(Dataset excerpt)

-- begin --

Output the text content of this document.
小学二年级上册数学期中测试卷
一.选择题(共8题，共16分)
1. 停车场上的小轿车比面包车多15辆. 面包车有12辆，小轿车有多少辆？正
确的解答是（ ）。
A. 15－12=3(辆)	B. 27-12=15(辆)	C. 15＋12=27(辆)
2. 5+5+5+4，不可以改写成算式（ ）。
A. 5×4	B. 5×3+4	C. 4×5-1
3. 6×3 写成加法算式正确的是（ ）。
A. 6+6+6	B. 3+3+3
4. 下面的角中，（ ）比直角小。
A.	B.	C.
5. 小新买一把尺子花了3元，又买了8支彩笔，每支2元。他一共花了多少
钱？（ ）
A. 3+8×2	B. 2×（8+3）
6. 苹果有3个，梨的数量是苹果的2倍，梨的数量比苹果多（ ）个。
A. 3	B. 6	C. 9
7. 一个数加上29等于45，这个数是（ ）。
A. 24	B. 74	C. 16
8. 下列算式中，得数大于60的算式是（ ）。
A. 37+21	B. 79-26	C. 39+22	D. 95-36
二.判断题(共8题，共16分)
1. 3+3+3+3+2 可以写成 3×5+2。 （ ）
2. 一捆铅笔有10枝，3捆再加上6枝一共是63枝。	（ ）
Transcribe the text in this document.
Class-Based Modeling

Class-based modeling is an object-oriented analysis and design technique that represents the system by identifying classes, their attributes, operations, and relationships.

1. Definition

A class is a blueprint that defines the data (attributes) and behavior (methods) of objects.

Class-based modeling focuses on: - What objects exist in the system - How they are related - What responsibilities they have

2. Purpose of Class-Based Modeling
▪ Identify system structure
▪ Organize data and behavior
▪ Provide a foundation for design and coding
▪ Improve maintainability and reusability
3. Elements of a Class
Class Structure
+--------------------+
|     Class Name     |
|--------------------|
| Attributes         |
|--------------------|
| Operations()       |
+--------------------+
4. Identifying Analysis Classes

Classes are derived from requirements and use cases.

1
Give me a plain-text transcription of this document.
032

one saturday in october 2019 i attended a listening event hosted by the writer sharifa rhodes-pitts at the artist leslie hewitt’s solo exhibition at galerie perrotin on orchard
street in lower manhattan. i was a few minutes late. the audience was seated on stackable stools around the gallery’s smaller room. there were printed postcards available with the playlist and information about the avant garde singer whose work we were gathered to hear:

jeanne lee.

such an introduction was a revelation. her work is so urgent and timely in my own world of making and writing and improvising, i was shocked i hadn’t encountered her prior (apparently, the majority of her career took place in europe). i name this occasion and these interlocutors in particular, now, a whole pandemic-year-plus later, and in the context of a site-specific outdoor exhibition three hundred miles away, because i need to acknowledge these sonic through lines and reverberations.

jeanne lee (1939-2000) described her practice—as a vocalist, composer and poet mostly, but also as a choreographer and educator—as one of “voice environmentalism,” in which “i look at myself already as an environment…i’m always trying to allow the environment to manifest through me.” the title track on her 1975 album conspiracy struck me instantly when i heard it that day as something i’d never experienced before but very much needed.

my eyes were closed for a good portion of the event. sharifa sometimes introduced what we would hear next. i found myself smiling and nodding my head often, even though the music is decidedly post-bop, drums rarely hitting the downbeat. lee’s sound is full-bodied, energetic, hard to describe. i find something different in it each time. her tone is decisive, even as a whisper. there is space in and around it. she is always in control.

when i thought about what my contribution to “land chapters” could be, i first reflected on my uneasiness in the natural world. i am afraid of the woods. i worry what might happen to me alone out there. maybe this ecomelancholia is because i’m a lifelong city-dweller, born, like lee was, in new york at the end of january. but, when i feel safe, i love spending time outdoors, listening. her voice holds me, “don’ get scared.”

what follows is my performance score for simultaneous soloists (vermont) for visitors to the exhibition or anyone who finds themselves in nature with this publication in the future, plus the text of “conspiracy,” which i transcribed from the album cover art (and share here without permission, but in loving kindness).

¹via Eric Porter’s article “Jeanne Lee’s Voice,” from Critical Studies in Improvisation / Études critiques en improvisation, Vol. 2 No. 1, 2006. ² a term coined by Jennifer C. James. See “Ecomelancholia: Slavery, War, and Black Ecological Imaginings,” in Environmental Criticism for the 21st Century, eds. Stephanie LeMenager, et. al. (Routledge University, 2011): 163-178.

-- end --

> [Problem description]:
Produce an exact copy of every entry above.

> [Worked solution]:
Output the text content of this document.
小学二年级上册数学期中测试卷
一.选择题(共8题，共16分)
1. 停车场上的小轿车比面包车多15辆. 面包车有12辆，小轿车有多少辆？正
确的解答是（ ）。
A. 15－12=3(辆)	B. 27-12=15(辆)	C. 15＋12=27(辆)
2. 5+5+5+4，不可以改写成算式（ ）。
A. 5×4	B. 5×3+4	C. 4×5-1
3. 6×3 写成加法算式正确的是（ ）。
A. 6+6+6	B. 3+3+3
4. 下面的角中，（ ）比直角小。
A.	B.	C.
5. 小新买一把尺子花了3元，又买了8支彩笔，每支2元。他一共花了多少
钱？（ ）
A. 3+8×2	B. 2×（8+3）
6. 苹果有3个，梨的数量是苹果的2倍，梨的数量比苹果多（ ）个。
A. 3	B. 6	C. 9
7. 一个数加上29等于45，这个数是（ ）。
A. 24	B. 74	C. 16
8. 下列算式中，得数大于60的算式是（ ）。
A. 37+21	B. 79-26	C. 39+22	D. 95-36
二.判断题(共8题，共16分)
1. 3+3+3+3+2 可以写成 3×5+2。 （ ）
2. 一捆铅笔有10枝，3捆再加上6枝一共是63枝。	（ ）
Transcribe the text in this document.
Class-Based Modeling

Class-based modeling is an object-oriented analysis and design technique that represents the system by identifying classes, their attributes, operations, and relationships.

1. Definition

A class is a blueprint that defines the data (attributes) and behavior (methods) of objects.

Class-based modeling focuses on: - What objects exist in the system - How they are related - What responsibilities they have

2. Purpose of Class-Based Modeling
▪ Identify system structure
▪ Organize data and behavior
▪ Provide a foundation for design and coding
▪ Improve maintainability and reusability
3. Elements of a Class
Class Structure
+--------------------+
|     Class Name     |
|--------------------|
| Attributes         |
|--------------------|
| Operations()       |
+--------------------+
4. Identifying Analysis Classes

Classes are derived from requirements and use cases.

1
Give me a plain-text transcription of this document.
032

one saturday in october 2019 i attended a listening event hosted by the writer sharifa rhodes-pitts at the artist leslie hewitt’s solo exhibition at galerie perrotin on orchard
street in lower manhattan. i was a few minutes late. the audience was seated on stackable stools around the gallery’s smaller room. there were printed postcards available with the playlist and information about the avant garde singer whose work we were gathered to hear:

jeanne lee.

such an introduction was a revelation. her work is so urgent and timely in my own world of making and writing and improvising, i was shocked i hadn’t encountered her prior (apparently, the majority of her career took place in europe). i name this occasion and these interlocutors in particular, now, a whole pandemic-year-plus later, and in the context of a site-specific outdoor exhibition three hundred miles away, because i need to acknowledge these sonic through lines and reverberations.

jeanne lee (1939-2000) described her practice—as a vocalist, composer and poet mostly, but also as a choreographer and educator—as one of “voice environmentalism,” in which “i look at myself already as an environment…i’m always trying to allow the environment to manifest through me.” the title track on her 1975 album conspiracy struck me instantly when i heard it that day as something i’d never experienced before but very much needed.

my eyes were closed for a good portion of the event. sharifa sometimes introduced what we would hear next. i found myself smiling and nodding my head often, even though the music is decidedly post-bop, drums rarely hitting the downbeat. lee’s sound is full-bodied, energetic, hard to describe. i find something different in it each time. her tone is decisive, even as a whisper. there is space in and around it. she is always in control.

when i thought about what my contribution to “land chapters” could be, i first reflected on my uneasiness in the natural world. i am afraid of the woods. i worry what might happen to me alone out there. maybe this ecomelancholia is because i’m a lifelong city-dweller, born, like lee was, in new york at the end of january. but, when i feel safe, i love spending time outdoors, listening. her voice holds me, “don’ get scared.”

what follows is my performance score for simultaneous soloists (vermont) for visitors to the exhibition or anyone who finds themselves in nature with this publication in the future, plus the text of “conspiracy,” which i transcribed from the album cover art (and share here without permission, but in loving kindness).

¹via Eric Porter’s article “Jeanne Lee’s Voice,” from Critical Studies in Improvisation / Études critiques en improvisation, Vol. 2 No. 1, 2006. ² a term coined by Jennifer C. James. See “Ecomelancholia: Slavery, War, and Black Ecological Imaginings,” in Environmental Criticism for the 21st Century, eds. Stephanie LeMenager, et. al. (Routledge University, 2011): 163-178.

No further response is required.